■ **RECORDS FOR THIS EXERCISE**:
----------------------------------------
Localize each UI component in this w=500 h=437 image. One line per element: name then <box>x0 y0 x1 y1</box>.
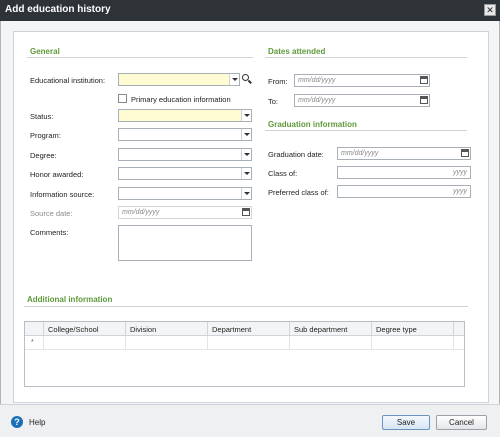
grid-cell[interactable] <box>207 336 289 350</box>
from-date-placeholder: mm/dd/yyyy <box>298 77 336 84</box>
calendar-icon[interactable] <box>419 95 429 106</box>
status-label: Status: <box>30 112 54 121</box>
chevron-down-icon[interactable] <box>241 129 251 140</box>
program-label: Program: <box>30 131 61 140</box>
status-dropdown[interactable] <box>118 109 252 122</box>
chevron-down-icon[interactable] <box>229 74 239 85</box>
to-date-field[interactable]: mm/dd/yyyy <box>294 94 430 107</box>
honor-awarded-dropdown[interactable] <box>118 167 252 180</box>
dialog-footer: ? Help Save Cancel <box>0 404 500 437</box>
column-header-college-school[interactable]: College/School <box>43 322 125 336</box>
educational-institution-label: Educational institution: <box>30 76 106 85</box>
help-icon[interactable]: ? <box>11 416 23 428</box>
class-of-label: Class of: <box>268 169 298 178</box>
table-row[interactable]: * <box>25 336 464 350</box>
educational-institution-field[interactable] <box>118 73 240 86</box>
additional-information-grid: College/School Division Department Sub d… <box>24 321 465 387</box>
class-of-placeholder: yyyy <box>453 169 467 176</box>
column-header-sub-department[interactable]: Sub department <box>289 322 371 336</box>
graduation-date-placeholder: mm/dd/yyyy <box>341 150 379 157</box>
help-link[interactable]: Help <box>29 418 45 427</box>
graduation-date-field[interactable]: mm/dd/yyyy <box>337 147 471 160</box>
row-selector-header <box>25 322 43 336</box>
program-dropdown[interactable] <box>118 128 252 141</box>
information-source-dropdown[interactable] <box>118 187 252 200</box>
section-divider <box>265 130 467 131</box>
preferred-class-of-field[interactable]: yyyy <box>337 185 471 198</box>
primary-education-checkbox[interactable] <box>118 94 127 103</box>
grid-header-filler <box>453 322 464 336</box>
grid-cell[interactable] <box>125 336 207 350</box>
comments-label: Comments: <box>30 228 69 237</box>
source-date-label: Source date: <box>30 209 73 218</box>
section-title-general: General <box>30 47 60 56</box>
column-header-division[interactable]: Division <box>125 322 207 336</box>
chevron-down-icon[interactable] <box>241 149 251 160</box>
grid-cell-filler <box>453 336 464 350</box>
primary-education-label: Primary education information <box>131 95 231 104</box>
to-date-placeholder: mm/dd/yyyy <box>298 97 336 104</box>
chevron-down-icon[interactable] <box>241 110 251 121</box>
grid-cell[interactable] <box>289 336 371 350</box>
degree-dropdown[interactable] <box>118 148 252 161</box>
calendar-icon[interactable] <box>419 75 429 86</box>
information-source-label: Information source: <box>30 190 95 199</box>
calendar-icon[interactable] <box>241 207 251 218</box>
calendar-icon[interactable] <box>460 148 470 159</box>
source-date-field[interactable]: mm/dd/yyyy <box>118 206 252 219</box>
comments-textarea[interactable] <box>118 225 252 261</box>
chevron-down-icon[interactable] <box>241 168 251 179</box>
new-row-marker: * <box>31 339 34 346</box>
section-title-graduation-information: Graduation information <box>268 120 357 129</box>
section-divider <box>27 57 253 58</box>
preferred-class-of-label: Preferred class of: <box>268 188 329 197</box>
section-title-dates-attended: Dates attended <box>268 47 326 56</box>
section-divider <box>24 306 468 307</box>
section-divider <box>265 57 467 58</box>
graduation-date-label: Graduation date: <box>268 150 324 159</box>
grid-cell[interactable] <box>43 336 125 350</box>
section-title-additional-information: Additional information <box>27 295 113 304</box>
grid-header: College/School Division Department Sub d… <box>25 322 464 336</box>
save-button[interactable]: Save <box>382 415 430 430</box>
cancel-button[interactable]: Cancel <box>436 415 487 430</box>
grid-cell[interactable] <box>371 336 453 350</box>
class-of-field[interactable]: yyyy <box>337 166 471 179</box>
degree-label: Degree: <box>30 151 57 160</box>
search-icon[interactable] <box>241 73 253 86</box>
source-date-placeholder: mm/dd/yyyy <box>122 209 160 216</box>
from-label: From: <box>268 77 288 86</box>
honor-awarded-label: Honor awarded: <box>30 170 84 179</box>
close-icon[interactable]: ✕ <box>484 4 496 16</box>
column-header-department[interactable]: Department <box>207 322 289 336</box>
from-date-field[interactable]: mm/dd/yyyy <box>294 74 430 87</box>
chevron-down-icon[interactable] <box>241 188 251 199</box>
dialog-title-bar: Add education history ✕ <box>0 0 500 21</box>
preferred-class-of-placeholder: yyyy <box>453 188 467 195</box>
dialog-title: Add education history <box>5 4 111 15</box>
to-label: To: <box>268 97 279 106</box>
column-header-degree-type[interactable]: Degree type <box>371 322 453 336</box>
----------------------------------------
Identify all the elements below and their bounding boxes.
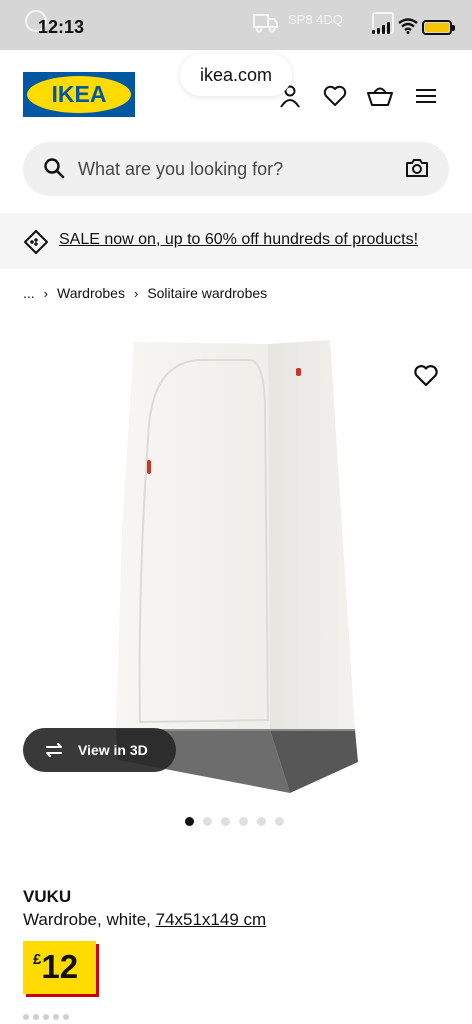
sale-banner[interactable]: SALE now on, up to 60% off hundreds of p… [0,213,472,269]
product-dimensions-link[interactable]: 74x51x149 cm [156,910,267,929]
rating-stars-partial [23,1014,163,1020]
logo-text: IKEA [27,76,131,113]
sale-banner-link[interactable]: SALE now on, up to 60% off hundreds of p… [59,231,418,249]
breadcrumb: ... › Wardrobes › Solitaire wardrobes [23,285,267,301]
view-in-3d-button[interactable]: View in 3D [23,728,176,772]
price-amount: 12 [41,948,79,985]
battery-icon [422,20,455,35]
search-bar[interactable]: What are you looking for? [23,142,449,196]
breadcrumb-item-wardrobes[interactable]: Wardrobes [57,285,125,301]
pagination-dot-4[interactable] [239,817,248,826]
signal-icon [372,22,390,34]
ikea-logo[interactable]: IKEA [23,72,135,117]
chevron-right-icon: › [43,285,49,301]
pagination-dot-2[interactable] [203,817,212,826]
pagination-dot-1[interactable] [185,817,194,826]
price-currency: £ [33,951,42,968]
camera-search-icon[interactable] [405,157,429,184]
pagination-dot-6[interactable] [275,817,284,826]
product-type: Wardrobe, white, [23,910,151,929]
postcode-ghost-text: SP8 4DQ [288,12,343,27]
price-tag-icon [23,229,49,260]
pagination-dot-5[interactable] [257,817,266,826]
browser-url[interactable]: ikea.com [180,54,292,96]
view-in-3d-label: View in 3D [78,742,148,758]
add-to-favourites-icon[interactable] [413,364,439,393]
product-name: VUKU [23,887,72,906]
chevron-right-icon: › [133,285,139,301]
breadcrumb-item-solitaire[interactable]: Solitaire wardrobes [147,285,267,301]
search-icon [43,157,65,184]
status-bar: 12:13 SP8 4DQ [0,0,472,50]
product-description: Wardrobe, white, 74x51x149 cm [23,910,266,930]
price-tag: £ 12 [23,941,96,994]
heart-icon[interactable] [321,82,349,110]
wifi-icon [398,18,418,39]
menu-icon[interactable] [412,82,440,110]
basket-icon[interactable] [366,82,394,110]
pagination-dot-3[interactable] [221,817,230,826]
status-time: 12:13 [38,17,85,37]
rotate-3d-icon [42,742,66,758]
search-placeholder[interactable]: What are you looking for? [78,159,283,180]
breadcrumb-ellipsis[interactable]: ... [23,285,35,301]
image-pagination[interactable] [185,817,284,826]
----------------------------------------
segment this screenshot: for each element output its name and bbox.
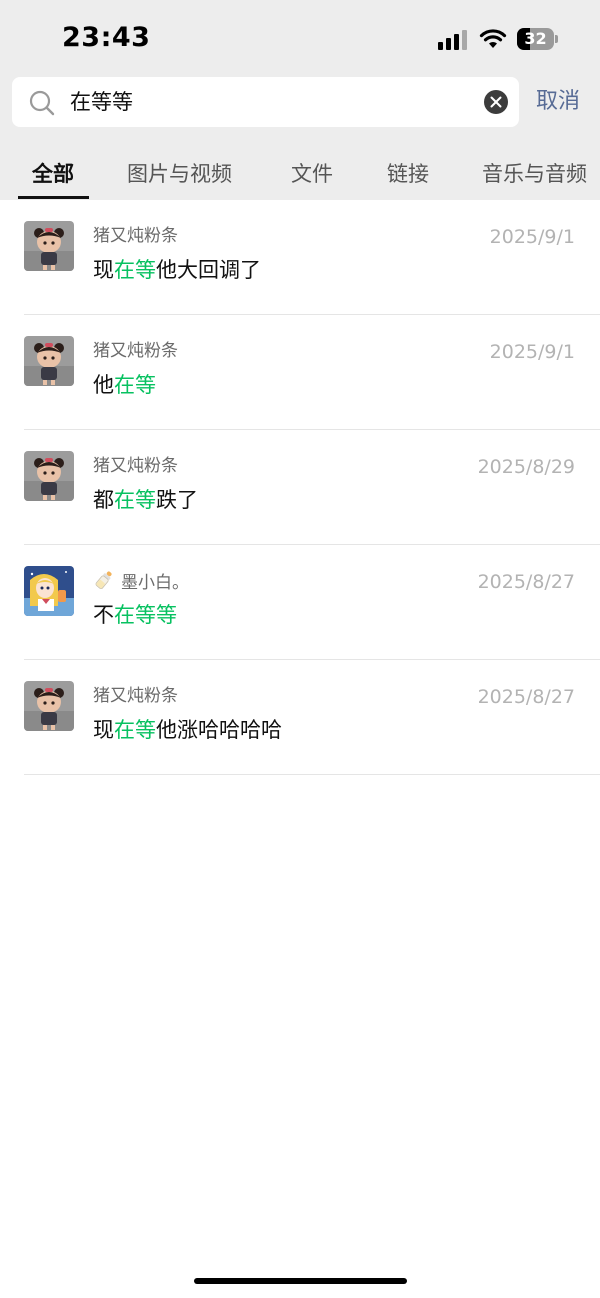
----------------------------------------
Rewrite the stretch from the line containing "Localize each UI" through the line containing "help-link[interactable]: Help <box>29", changing every "placeholder" to "hint" and nothing else. Leave the pictures out.

■ **RESPONSE FOR THIS EXERCISE**:
Localize each UI component in this w=500 h=437 image. One line per element: name then <box>x0 y0 x1 y1</box>.
grid-cell[interactable] <box>207 336 289 350</box>
from-date-hint: mm/dd/yyyy <box>298 77 336 84</box>
calendar-icon[interactable] <box>419 95 429 106</box>
status-label: Status: <box>30 112 54 121</box>
chevron-down-icon[interactable] <box>241 129 251 140</box>
program-label: Program: <box>30 131 61 140</box>
status-dropdown[interactable] <box>118 109 252 122</box>
chevron-down-icon[interactable] <box>229 74 239 85</box>
to-date-field[interactable]: mm/dd/yyyy <box>294 94 430 107</box>
honor-awarded-dropdown[interactable] <box>118 167 252 180</box>
dialog-footer: ? Help Save Cancel <box>0 404 500 437</box>
column-header-college-school[interactable]: College/School <box>43 322 125 336</box>
educational-institution-label: Educational institution: <box>30 76 106 85</box>
help-icon[interactable]: ? <box>11 416 23 428</box>
class-of-label: Class of: <box>268 169 298 178</box>
table-row[interactable]: * <box>25 336 464 350</box>
educational-institution-field[interactable] <box>118 73 240 86</box>
additional-information-grid: College/School Division Department Sub d… <box>24 321 465 387</box>
class-of-hint: yyyy <box>453 169 467 176</box>
column-header-sub-department[interactable]: Sub department <box>289 322 371 336</box>
graduation-date-hint: mm/dd/yyyy <box>341 150 379 157</box>
help-link[interactable]: Help <box>29 418 45 427</box>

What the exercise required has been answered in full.